#### REQUIRED TASK:
Go through the data below. Pull out every line that has the word "heading".

#### MATERIAL PROVIDED:

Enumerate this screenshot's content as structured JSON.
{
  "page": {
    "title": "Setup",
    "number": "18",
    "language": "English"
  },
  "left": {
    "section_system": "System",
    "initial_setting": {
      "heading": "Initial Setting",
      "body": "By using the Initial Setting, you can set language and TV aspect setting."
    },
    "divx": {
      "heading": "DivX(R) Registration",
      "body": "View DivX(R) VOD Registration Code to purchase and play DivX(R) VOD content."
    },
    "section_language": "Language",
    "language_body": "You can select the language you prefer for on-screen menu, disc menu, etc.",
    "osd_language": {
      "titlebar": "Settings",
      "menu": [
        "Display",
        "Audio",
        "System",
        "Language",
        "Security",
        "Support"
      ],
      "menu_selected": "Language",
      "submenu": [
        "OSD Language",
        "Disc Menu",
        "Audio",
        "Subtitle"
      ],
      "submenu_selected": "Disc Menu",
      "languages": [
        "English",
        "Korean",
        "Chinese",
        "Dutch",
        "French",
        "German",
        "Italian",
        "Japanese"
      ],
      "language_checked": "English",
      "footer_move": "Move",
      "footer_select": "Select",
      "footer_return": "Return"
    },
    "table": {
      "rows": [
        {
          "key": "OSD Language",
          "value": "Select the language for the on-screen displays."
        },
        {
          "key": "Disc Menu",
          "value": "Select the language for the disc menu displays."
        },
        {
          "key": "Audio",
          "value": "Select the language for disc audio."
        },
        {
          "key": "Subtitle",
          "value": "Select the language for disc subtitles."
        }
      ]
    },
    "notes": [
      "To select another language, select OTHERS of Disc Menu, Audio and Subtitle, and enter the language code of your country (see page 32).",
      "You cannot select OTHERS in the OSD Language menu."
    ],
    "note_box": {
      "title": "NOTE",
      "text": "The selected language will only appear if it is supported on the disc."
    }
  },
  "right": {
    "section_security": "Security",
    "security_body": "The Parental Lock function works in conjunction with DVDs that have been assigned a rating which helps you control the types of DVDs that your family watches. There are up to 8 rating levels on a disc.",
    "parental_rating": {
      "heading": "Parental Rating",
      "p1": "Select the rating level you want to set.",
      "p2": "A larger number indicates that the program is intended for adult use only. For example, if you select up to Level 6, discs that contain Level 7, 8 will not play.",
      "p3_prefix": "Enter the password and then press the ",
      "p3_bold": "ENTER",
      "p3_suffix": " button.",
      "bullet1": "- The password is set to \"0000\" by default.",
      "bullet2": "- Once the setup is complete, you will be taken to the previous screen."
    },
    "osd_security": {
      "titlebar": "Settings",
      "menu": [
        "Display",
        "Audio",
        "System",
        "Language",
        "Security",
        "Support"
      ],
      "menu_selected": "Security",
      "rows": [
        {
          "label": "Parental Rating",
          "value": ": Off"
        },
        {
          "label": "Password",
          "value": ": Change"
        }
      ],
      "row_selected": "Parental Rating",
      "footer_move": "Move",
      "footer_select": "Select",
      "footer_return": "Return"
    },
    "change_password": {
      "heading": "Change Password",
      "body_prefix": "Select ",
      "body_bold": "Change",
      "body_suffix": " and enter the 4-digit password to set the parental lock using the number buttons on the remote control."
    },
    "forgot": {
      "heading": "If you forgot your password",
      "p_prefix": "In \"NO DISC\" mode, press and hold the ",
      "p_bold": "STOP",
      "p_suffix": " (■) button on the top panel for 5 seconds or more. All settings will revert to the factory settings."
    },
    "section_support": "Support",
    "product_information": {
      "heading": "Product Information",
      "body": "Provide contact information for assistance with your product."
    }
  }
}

#### EXERCISE OUTPUT:
      "heading": "Initial Setting",
      "heading": "DivX(R) Registration",
      "heading": "Parental Rating",
      "heading": "Change Password",
      "heading": "If you forgot your password",
      "heading": "Product Information",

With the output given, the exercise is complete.